[Region annotation records]
☆ ☆ ☆ ☆

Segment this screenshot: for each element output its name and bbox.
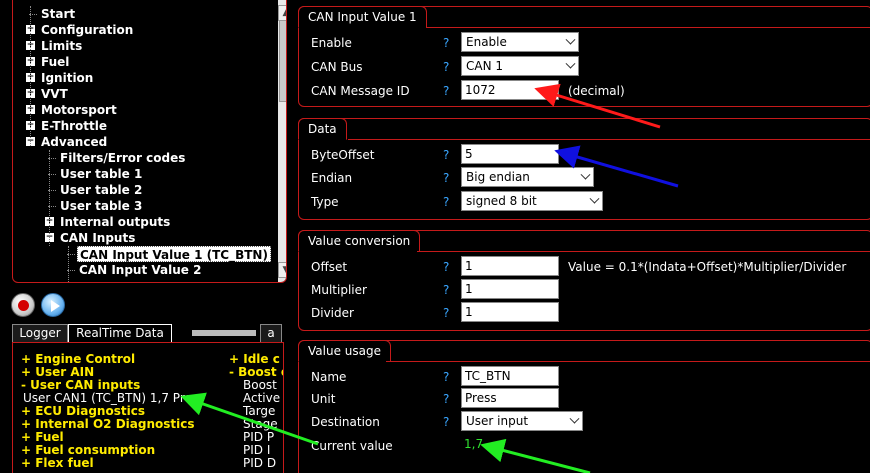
- offset-help-icon[interactable]: ?: [443, 258, 449, 276]
- can-bus-label: CAN Bus: [311, 60, 363, 74]
- conversion-formula: Value = 0.1*(Indata+Offset)*Multiplier/D…: [568, 260, 847, 274]
- play-button[interactable]: [41, 293, 65, 317]
- realtime-category[interactable]: + Flex fuel: [21, 457, 94, 470]
- unit-help-icon[interactable]: ?: [443, 390, 449, 408]
- multiplier-help-icon[interactable]: ?: [443, 281, 449, 299]
- data-group-title: Data: [298, 118, 347, 140]
- can-message-id-input[interactable]: 1072: [461, 80, 559, 100]
- type-select-value: signed 8 bit: [466, 194, 537, 208]
- tree-item[interactable]: Motorsport: [41, 102, 117, 118]
- tree-item[interactable]: User table 2: [60, 182, 142, 198]
- realtime-value-row[interactable]: PID D: [243, 457, 276, 470]
- tree-item[interactable]: User table 3: [60, 198, 142, 214]
- name-help-icon[interactable]: ?: [443, 368, 449, 386]
- byte-offset-input[interactable]: 5: [461, 144, 559, 164]
- tab-realtime-data[interactable]: RealTime Data: [68, 324, 172, 342]
- can-message-id-help-icon[interactable]: ?: [443, 82, 449, 100]
- destination-help-icon[interactable]: ?: [443, 413, 449, 431]
- group-title-rule: [386, 361, 870, 362]
- can-message-id-unit: (decimal): [568, 84, 625, 98]
- destination-select-value: User input: [466, 414, 529, 428]
- tree-item[interactable]: VVT: [41, 86, 68, 102]
- scroll-down-arrow-icon[interactable]: ▼: [278, 262, 286, 278]
- tree-item[interactable]: Configuration: [41, 22, 133, 38]
- tree-item[interactable]: User table 1: [60, 166, 142, 182]
- enable-label: Enable: [311, 36, 352, 50]
- tree-guide-line: [49, 150, 50, 246]
- chevron-down-icon: [565, 34, 576, 45]
- tree-item[interactable]: CAN Input Value 1 (TC_BTN): [77, 246, 271, 262]
- tree-item[interactable]: CAN Inputs: [60, 230, 135, 246]
- tree-item[interactable]: Filters/Error codes: [60, 150, 185, 166]
- tree-guide-line: [30, 6, 31, 146]
- tree-item[interactable]: Internal outputs: [60, 214, 170, 230]
- bottom-tabs: Logger RealTime Data a: [12, 324, 284, 342]
- enable-select[interactable]: Enable: [461, 32, 579, 52]
- multiplier-label: Multiplier: [311, 283, 367, 297]
- chevron-down-icon: [569, 413, 580, 424]
- value-conversion-group-title: Value conversion: [298, 230, 421, 252]
- byte-offset-help-icon[interactable]: ?: [443, 146, 449, 164]
- data-group: Data ByteOffset ? 5 Endian ? Big endian …: [298, 118, 870, 220]
- group-title-rule: [417, 251, 870, 252]
- offset-label: Offset: [311, 260, 348, 274]
- realtime-data-panel: + Engine Control + User AIN - User CAN inp…: [12, 342, 284, 473]
- tree-item[interactable]: Limits: [41, 38, 82, 54]
- tree-item[interactable]: Advanced: [41, 134, 107, 150]
- tree-item[interactable]: Ignition: [41, 70, 93, 86]
- record-button[interactable]: [11, 293, 35, 317]
- current-value-readout: 1,7: [464, 437, 484, 451]
- can-bus-select-value: CAN 1: [466, 59, 504, 73]
- enable-help-icon[interactable]: ?: [443, 34, 449, 52]
- value-conversion-group: Value conversion Offset ? 1 Value = 0.1*…: [298, 230, 870, 331]
- tree-item[interactable]: E-Throttle: [41, 118, 107, 134]
- current-value-label: Current value: [311, 439, 393, 453]
- tree-item[interactable]: Start: [41, 6, 75, 22]
- offset-input[interactable]: 1: [461, 256, 559, 276]
- value-usage-group: Value usage Name ? TC_BTN Unit ? Press D…: [298, 340, 870, 473]
- value-usage-group-title: Value usage: [298, 340, 391, 362]
- can-bus-select[interactable]: CAN 1: [461, 56, 579, 76]
- endian-help-icon[interactable]: ?: [443, 169, 449, 187]
- can-input-group-title: CAN Input Value 1: [298, 6, 427, 28]
- group-title-rule: [426, 27, 870, 28]
- scroll-up-arrow-icon[interactable]: ▲: [278, 5, 286, 21]
- can-input-group: CAN Input Value 1 Enable ? Enable CAN Bu…: [298, 6, 870, 107]
- tab-logger[interactable]: Logger: [12, 324, 68, 342]
- tab-extra[interactable]: a: [260, 324, 282, 342]
- can-message-id-label: CAN Message ID: [311, 84, 410, 98]
- unit-label: Unit: [311, 392, 336, 406]
- enable-select-value: Enable: [466, 35, 507, 49]
- tree-guide-line: [68, 246, 69, 282]
- divider-input[interactable]: 1: [461, 302, 559, 322]
- scroll-thumb[interactable]: [279, 20, 286, 102]
- tab-divider: [192, 330, 256, 336]
- type-select[interactable]: signed 8 bit: [461, 191, 603, 211]
- chevron-down-icon: [565, 58, 576, 69]
- name-input[interactable]: TC_BTN: [461, 366, 559, 386]
- endian-label: Endian: [311, 171, 353, 185]
- endian-select[interactable]: Big endian: [461, 167, 594, 187]
- group-title-rule: [348, 139, 870, 140]
- type-label: Type: [311, 195, 339, 209]
- type-help-icon[interactable]: ?: [443, 193, 449, 211]
- tree-item[interactable]: Fuel: [41, 54, 69, 70]
- chevron-down-icon: [580, 169, 591, 180]
- tree-item[interactable]: CAN Input Value 2: [79, 262, 201, 278]
- settings-tree: Start + Configuration + Limits + Fuel + Ignition…: [12, 0, 287, 283]
- destination-label: Destination: [311, 415, 380, 429]
- byte-offset-label: ByteOffset: [311, 148, 375, 162]
- destination-select[interactable]: User input: [461, 411, 583, 431]
- unit-input[interactable]: Press: [461, 388, 559, 408]
- divider-help-icon[interactable]: ?: [443, 304, 449, 322]
- multiplier-input[interactable]: 1: [461, 279, 559, 299]
- endian-select-value: Big endian: [466, 170, 530, 184]
- divider-label: Divider: [311, 306, 354, 320]
- can-bus-help-icon[interactable]: ?: [443, 58, 449, 76]
- name-label: Name: [311, 370, 347, 384]
- tree-scrollbar[interactable]: ▲ ▼: [278, 0, 286, 282]
- chevron-down-icon: [589, 193, 600, 204]
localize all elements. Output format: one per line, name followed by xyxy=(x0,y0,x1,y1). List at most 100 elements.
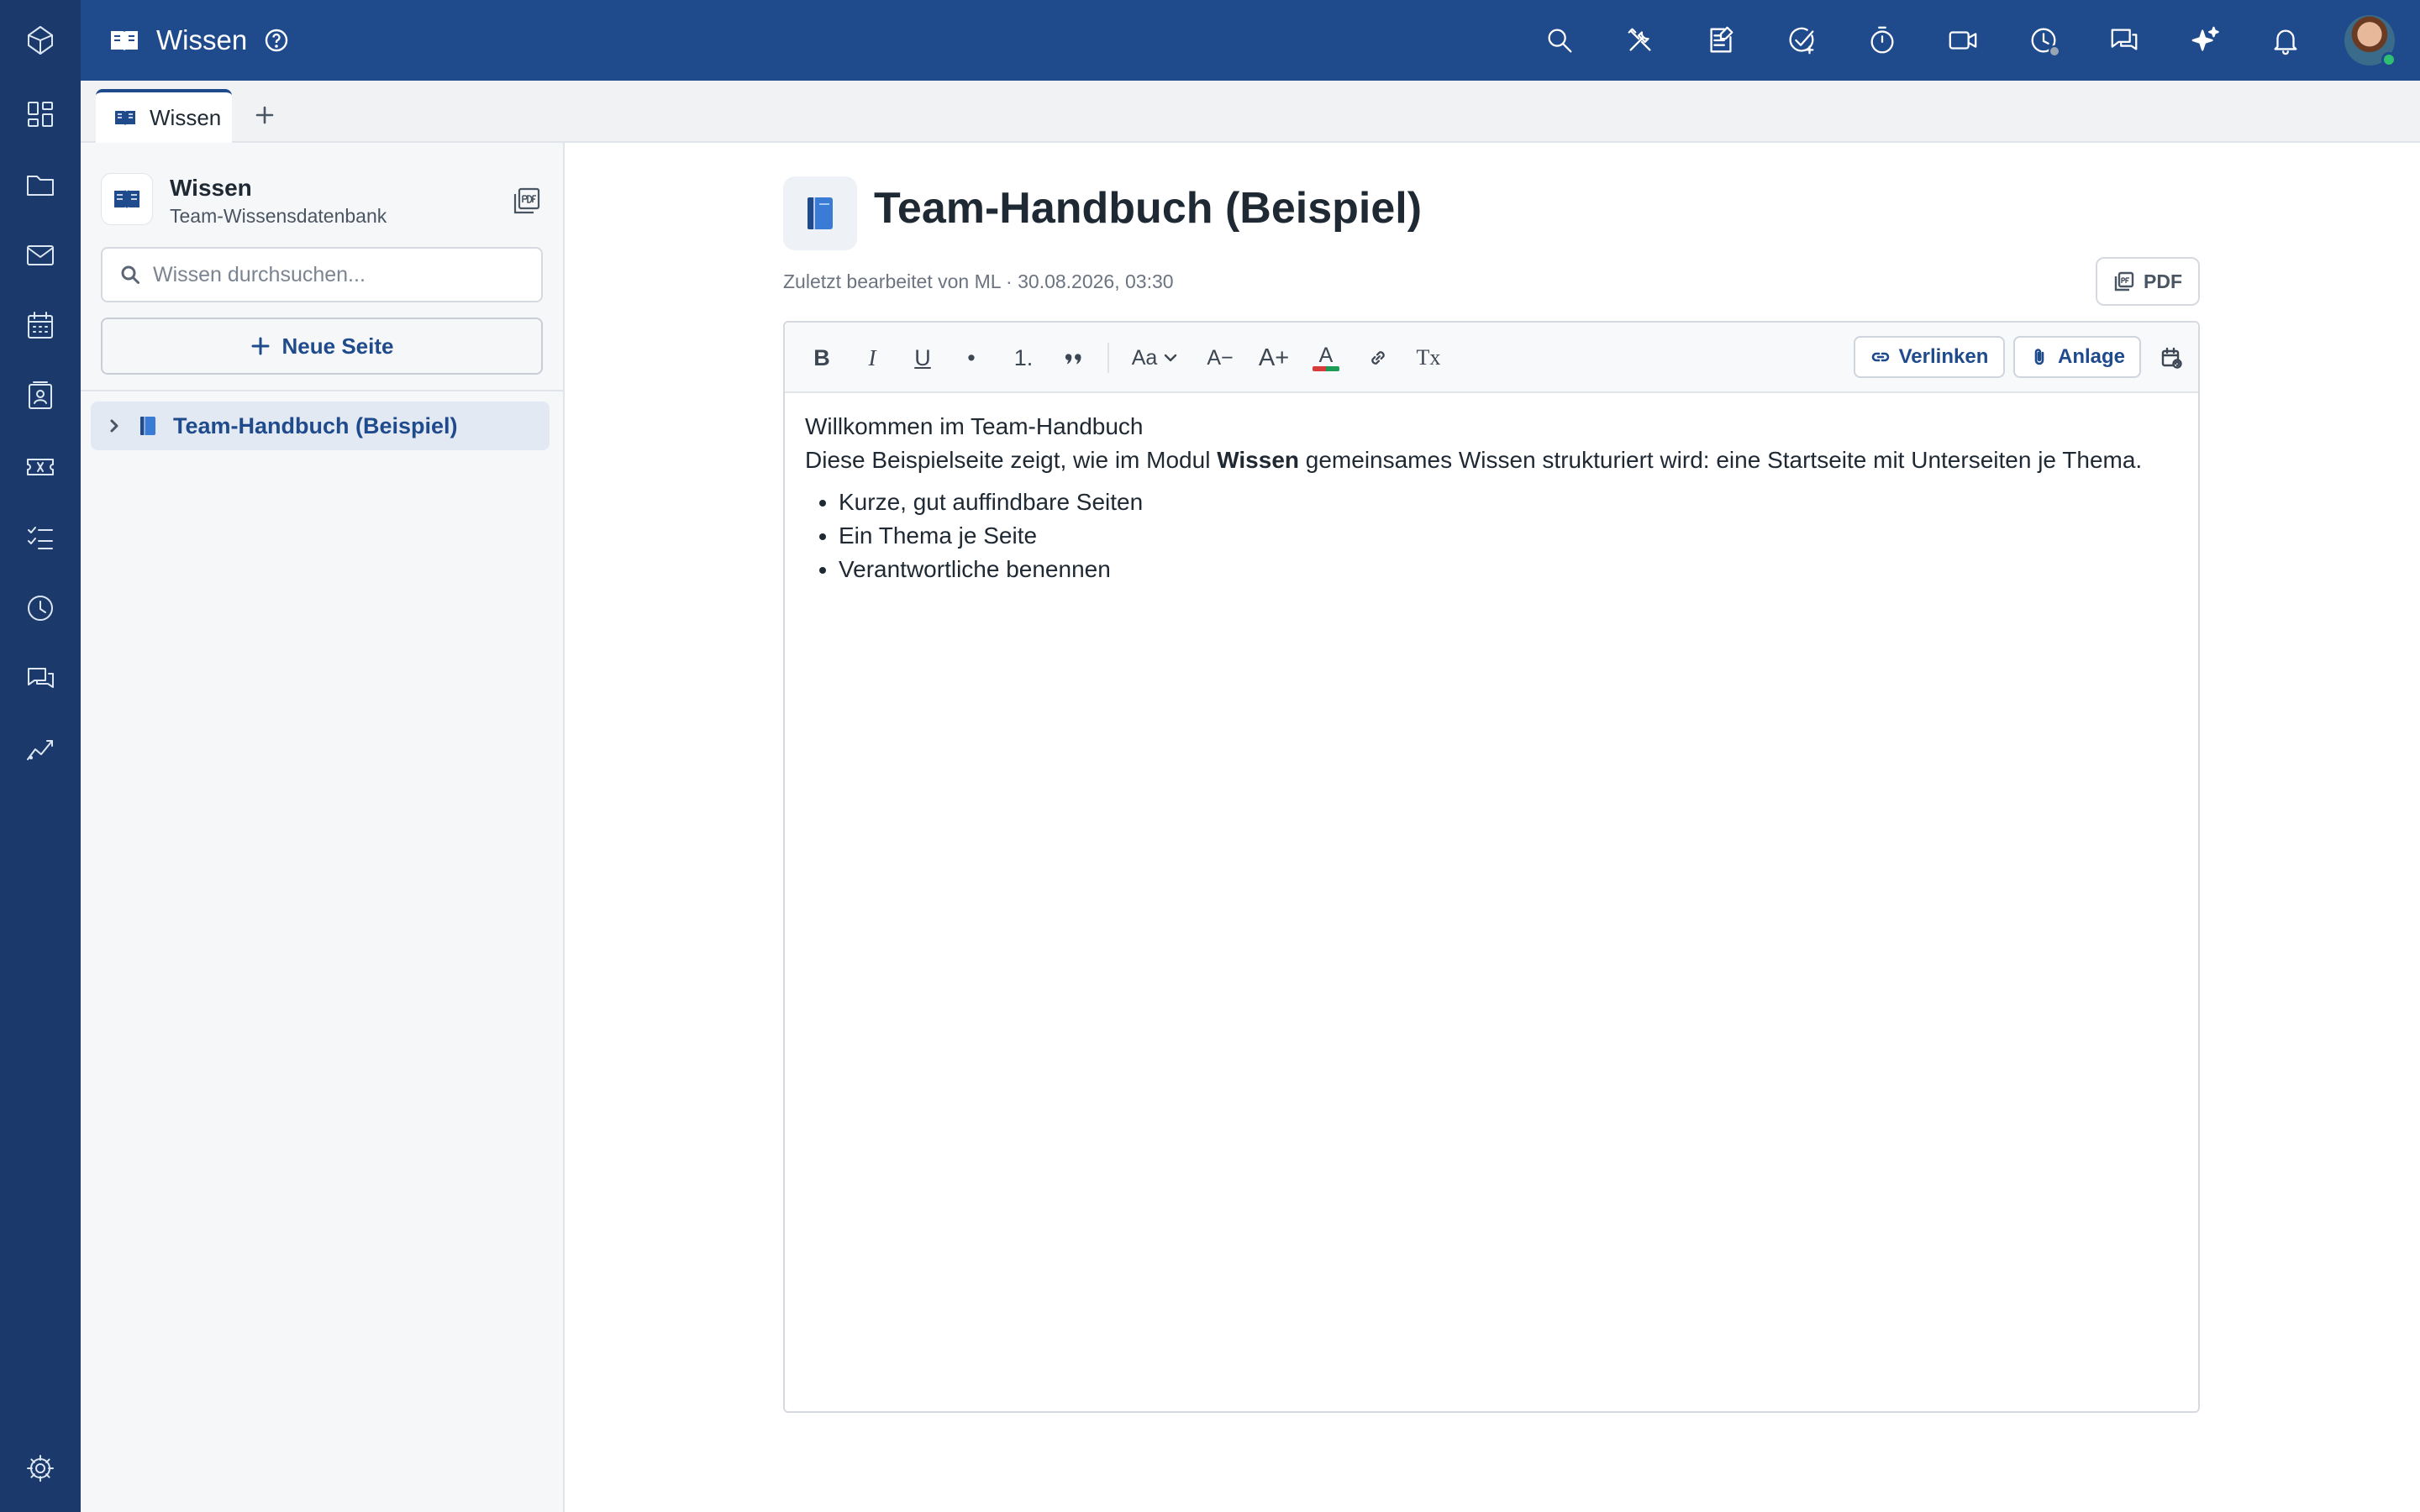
video-icon[interactable] xyxy=(1923,0,2003,81)
task-check-icon[interactable] xyxy=(1761,0,1842,81)
knowledge-base-subtitle: Team-Wissensdatenbank xyxy=(170,205,387,227)
tab-strip: Wissen xyxy=(81,81,2420,143)
pdf-label: PDF xyxy=(2144,270,2182,292)
search-icon[interactable] xyxy=(1519,0,1600,81)
calendar-sync-icon xyxy=(2161,347,2182,369)
editor-toolbar: B I U • 1. Aa A− A+ A Tx Verlinken Anlag… xyxy=(785,323,2198,393)
underline-button[interactable]: U xyxy=(906,338,939,378)
text-color-button[interactable]: A xyxy=(1306,338,1346,378)
list-item: Kurze, gut auffindbare Seiten xyxy=(839,486,2183,519)
tree-item-team-handbuch[interactable]: Team-Handbuch (Beispiel) xyxy=(91,402,550,450)
online-status-dot xyxy=(2381,52,2396,67)
bell-icon[interactable] xyxy=(2245,0,2326,81)
search-input[interactable] xyxy=(153,262,523,287)
quote-icon xyxy=(1065,354,1081,365)
last-edited-meta: Zuletzt bearbeitet von ML · 30.08.2026, … xyxy=(783,270,1174,292)
decrease-font-button[interactable]: A− xyxy=(1200,338,1240,378)
mail-icon[interactable] xyxy=(0,220,81,291)
font-size-dropdown[interactable]: Aa xyxy=(1123,338,1188,378)
intro-text-bold: Wissen xyxy=(1217,447,1299,473)
main-content: Team-Handbuch (Beispiel) Zuletzt bearbei… xyxy=(566,143,2420,1512)
book-icon xyxy=(106,22,143,59)
ticket-icon[interactable] xyxy=(0,432,81,502)
intro-text-before: Diese Beispielseite zeigt, wie im Modul xyxy=(805,447,1218,473)
add-tab-button[interactable] xyxy=(245,96,284,134)
chat-icon[interactable] xyxy=(0,643,81,714)
book-icon xyxy=(115,110,135,125)
font-size-label: Aa xyxy=(1131,345,1158,370)
tab-wissen[interactable]: Wissen xyxy=(96,89,232,143)
verlinken-label: Verlinken xyxy=(1898,345,1989,368)
top-bar: Wissen xyxy=(81,0,2420,81)
tab-label: Wissen xyxy=(150,104,222,130)
intro-paragraph: Diese Beispielseite zeigt, wie im Modul … xyxy=(805,444,2183,477)
verlinken-button[interactable]: Verlinken xyxy=(1854,336,2005,378)
editor-content[interactable]: Willkommen im Team-Handbuch Diese Beispi… xyxy=(805,410,2183,586)
clear-format-button[interactable]: Tx xyxy=(1408,338,1449,378)
book-icon xyxy=(101,173,153,225)
plus-icon xyxy=(251,337,270,355)
plus-icon xyxy=(255,106,274,124)
notes-icon[interactable] xyxy=(1681,0,1761,81)
new-page-button[interactable]: Neue Seite xyxy=(101,318,543,375)
quote-button[interactable] xyxy=(1057,338,1094,378)
knowledge-base-header: Wissen Team-Wissensdatenbank xyxy=(101,173,546,227)
blue-book-icon xyxy=(808,197,833,229)
folder-icon[interactable] xyxy=(0,150,81,220)
ordered-list-button[interactable]: 1. xyxy=(1005,338,1042,378)
top-actions xyxy=(1519,0,2420,81)
dashboard-icon[interactable] xyxy=(0,79,81,150)
chevron-right-icon[interactable] xyxy=(104,416,124,436)
clock-icon[interactable] xyxy=(0,573,81,643)
timer-icon[interactable] xyxy=(1842,0,1923,81)
blue-book-icon xyxy=(140,417,155,435)
avatar[interactable] xyxy=(2344,15,2396,67)
ai-sparkle-icon[interactable] xyxy=(2165,0,2245,81)
tasks-icon[interactable] xyxy=(0,502,81,573)
pdf-export-icon[interactable] xyxy=(508,181,546,220)
tools-icon[interactable] xyxy=(1600,0,1681,81)
left-rail xyxy=(0,0,81,1512)
bold-button[interactable]: B xyxy=(805,338,839,378)
paperclip-icon xyxy=(2034,349,2044,365)
link-icon xyxy=(1371,351,1385,365)
status-dot xyxy=(2049,45,2060,57)
list-item: Verantwortliche benennen xyxy=(839,553,2183,586)
messages-icon[interactable] xyxy=(2084,0,2165,81)
increase-font-button[interactable]: A+ xyxy=(1252,338,1296,378)
app-title: Wissen xyxy=(156,24,248,55)
chevron-down-icon xyxy=(1165,354,1177,362)
analytics-icon[interactable] xyxy=(0,714,81,785)
tree-item-label: Team-Handbuch (Beispiel) xyxy=(173,412,458,438)
bullet-list-button[interactable]: • xyxy=(955,338,988,378)
contacts-icon[interactable] xyxy=(0,361,81,432)
clear-format-glyph: Tx xyxy=(1416,345,1441,370)
link-icon xyxy=(1871,352,1889,362)
rich-text-editor: B I U • 1. Aa A− A+ A Tx Verlinken Anlag… xyxy=(783,321,2200,1413)
list-item: Ein Thema je Seite xyxy=(839,519,2183,553)
pdf-icon xyxy=(2114,271,2134,291)
pdf-button[interactable]: PDF xyxy=(2096,257,2200,306)
page-emoji-icon[interactable] xyxy=(783,176,857,250)
bullet-list: Kurze, gut auffindbare Seiten Ein Thema … xyxy=(805,486,2183,586)
new-page-label: Neue Seite xyxy=(281,333,394,359)
knowledge-base-title: Wissen xyxy=(170,175,252,201)
search-field xyxy=(101,247,543,302)
heading-line: Willkommen im Team-Handbuch xyxy=(805,413,1144,439)
anlage-label: Anlage xyxy=(2057,345,2125,368)
history-icon[interactable] xyxy=(2003,0,2084,81)
settings-icon[interactable] xyxy=(0,1433,81,1504)
divider xyxy=(81,390,563,391)
calendar-icon[interactable] xyxy=(0,291,81,361)
italic-button[interactable]: I xyxy=(855,338,889,378)
anlage-button[interactable]: Anlage xyxy=(2013,336,2141,378)
text-color-glyph: A xyxy=(1318,344,1334,367)
help-icon[interactable] xyxy=(262,26,291,55)
search-icon xyxy=(121,265,139,284)
page-title: Team-Handbuch (Beispiel) xyxy=(874,184,1423,233)
color-indicator xyxy=(1313,366,1339,371)
insert-link-button[interactable] xyxy=(1360,338,1397,378)
intro-text-after: gemeinsames Wissen strukturiert wird: ei… xyxy=(1299,447,2143,473)
logo-icon[interactable] xyxy=(0,5,81,76)
calendar-insert-button[interactable] xyxy=(2153,338,2190,378)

☆ ☆ ☆ ☆

Copy the lines from the one containing "video-icon[interactable] xyxy=(1923,0,2003,81)" to the one containing "calendar-sync-icon xyxy=(2161,347,2182,369)", including both of those lines, and reproduce them unchanged.

• [RESULT OF THIS EXERCISE]
video-icon[interactable] xyxy=(1923,0,2003,81)
task-check-icon[interactable] xyxy=(1761,0,1842,81)
knowledge-base-subtitle: Team-Wissensdatenbank xyxy=(170,205,387,227)
tab-strip: Wissen xyxy=(81,81,2420,143)
pdf-label: PDF xyxy=(2144,270,2182,292)
search-icon[interactable] xyxy=(1519,0,1600,81)
calendar-sync-icon xyxy=(2161,347,2182,369)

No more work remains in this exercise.